• _WHAT YOU WILL DO_
In the listing that follows, how many lines contain the string "More"? Provide only the number.

[Collected data entries]
---*---

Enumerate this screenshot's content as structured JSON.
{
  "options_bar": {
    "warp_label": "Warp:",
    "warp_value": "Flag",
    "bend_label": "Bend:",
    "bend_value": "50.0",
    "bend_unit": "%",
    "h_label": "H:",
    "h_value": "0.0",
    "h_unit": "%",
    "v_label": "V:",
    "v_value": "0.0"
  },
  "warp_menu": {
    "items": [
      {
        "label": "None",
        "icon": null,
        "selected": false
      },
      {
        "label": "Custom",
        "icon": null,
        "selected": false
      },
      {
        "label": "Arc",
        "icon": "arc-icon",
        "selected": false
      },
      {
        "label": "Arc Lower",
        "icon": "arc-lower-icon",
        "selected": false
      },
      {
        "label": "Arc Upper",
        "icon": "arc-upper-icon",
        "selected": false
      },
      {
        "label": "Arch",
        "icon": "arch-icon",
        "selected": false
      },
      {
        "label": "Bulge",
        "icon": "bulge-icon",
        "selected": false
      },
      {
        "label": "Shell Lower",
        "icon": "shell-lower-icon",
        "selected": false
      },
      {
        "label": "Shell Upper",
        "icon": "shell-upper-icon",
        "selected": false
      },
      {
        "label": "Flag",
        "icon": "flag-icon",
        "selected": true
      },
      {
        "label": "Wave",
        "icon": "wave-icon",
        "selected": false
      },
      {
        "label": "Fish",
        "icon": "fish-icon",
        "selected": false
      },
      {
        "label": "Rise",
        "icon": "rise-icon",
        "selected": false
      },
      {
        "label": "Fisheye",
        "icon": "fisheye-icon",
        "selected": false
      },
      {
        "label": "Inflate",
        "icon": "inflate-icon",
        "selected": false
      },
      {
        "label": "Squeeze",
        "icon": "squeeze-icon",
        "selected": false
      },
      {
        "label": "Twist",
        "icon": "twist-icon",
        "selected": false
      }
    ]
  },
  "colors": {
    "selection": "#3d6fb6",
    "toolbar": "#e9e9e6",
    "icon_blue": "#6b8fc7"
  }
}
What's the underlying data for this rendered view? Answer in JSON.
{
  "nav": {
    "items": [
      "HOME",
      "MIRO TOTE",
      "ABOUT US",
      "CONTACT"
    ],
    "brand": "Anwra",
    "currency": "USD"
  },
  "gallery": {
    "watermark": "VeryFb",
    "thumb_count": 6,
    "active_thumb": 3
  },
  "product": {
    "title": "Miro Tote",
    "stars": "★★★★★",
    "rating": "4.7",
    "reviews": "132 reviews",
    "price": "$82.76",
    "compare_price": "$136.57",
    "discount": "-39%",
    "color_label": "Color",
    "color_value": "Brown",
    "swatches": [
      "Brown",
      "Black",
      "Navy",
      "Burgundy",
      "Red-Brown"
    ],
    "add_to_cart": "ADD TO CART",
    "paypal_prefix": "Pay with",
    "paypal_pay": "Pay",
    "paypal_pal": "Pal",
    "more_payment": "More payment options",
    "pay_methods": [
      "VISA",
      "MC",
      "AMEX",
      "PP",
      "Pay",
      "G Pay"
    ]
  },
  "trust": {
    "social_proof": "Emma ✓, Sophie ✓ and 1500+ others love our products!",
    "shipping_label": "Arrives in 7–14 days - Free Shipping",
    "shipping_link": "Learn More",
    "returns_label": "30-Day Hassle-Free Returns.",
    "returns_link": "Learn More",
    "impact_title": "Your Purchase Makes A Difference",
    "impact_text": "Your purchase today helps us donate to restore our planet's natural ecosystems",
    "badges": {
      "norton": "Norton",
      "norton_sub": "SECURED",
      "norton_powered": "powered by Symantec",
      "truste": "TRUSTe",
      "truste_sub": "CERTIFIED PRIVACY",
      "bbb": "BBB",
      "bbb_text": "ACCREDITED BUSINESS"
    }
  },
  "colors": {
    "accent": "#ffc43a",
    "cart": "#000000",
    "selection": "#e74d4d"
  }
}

---*---

• _SOLUTION FOR THIS EXERCISE_
3